TASK INSTRUCTIONS » Make an exact copy of the records, with the pictures left out.
***** DATASET RECORDS *****
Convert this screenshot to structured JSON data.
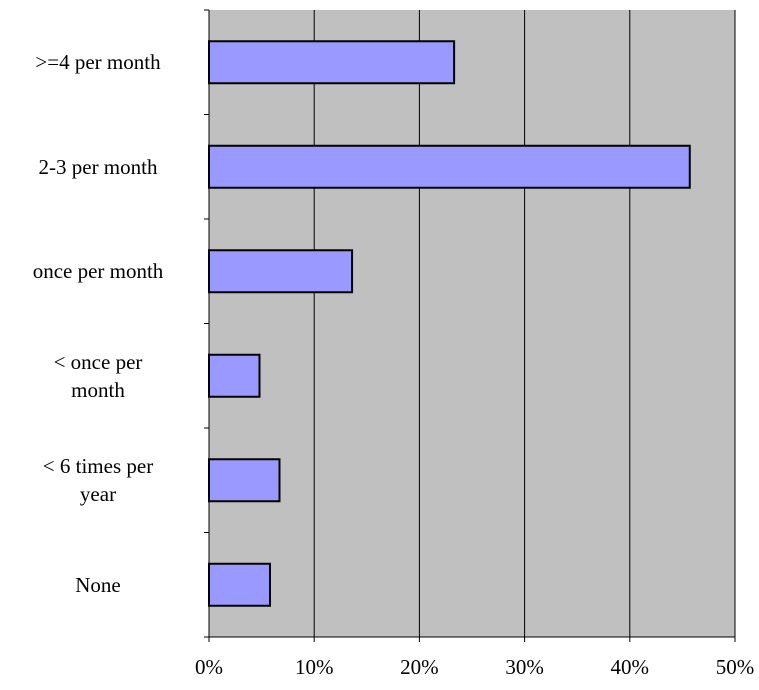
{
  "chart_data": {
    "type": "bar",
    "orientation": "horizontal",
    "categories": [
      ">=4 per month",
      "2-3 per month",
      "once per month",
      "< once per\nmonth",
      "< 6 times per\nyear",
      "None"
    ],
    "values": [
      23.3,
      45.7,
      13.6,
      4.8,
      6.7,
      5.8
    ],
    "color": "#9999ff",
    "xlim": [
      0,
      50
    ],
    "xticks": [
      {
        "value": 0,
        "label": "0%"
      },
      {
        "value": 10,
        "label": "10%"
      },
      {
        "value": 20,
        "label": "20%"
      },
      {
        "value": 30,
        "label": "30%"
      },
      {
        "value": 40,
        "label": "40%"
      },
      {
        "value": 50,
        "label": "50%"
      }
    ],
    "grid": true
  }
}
*****
OUTPUT »
Convert this screenshot to structured JSON data.
{
  "chart_data": {
    "type": "bar",
    "orientation": "horizontal",
    "categories": [
      ">=4 per month",
      "2-3 per month",
      "once per month",
      "< once per\nmonth",
      "< 6 times per\nyear",
      "None"
    ],
    "values": [
      23.3,
      45.7,
      13.6,
      4.8,
      6.7,
      5.8
    ],
    "color": "#9999ff",
    "xlim": [
      0,
      50
    ],
    "xticks": [
      {
        "value": 0,
        "label": "0%"
      },
      {
        "value": 10,
        "label": "10%"
      },
      {
        "value": 20,
        "label": "20%"
      },
      {
        "value": 30,
        "label": "30%"
      },
      {
        "value": 40,
        "label": "40%"
      },
      {
        "value": 50,
        "label": "50%"
      }
    ],
    "grid": true
  }
}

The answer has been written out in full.